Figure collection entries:
◆ ◆ ◆ ◆ ◆ ◆ ◆
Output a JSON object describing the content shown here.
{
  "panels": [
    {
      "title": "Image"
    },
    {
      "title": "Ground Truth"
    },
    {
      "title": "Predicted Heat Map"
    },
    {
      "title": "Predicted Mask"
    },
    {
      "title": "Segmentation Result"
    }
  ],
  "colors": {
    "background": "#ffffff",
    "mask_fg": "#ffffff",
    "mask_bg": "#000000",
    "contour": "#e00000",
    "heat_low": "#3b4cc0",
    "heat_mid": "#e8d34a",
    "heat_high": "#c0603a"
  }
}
◆ ◆ ◆ ◆ ◆ ◆ ◆
Exercise – Reproduce the records above exactly.

Solution below –
Output a JSON object describing the content shown here.
{
  "panels": [
    {
      "title": "Image"
    },
    {
      "title": "Ground Truth"
    },
    {
      "title": "Predicted Heat Map"
    },
    {
      "title": "Predicted Mask"
    },
    {
      "title": "Segmentation Result"
    }
  ],
  "colors": {
    "background": "#ffffff",
    "mask_fg": "#ffffff",
    "mask_bg": "#000000",
    "contour": "#e00000",
    "heat_low": "#3b4cc0",
    "heat_mid": "#e8d34a",
    "heat_high": "#c0603a"
  }
}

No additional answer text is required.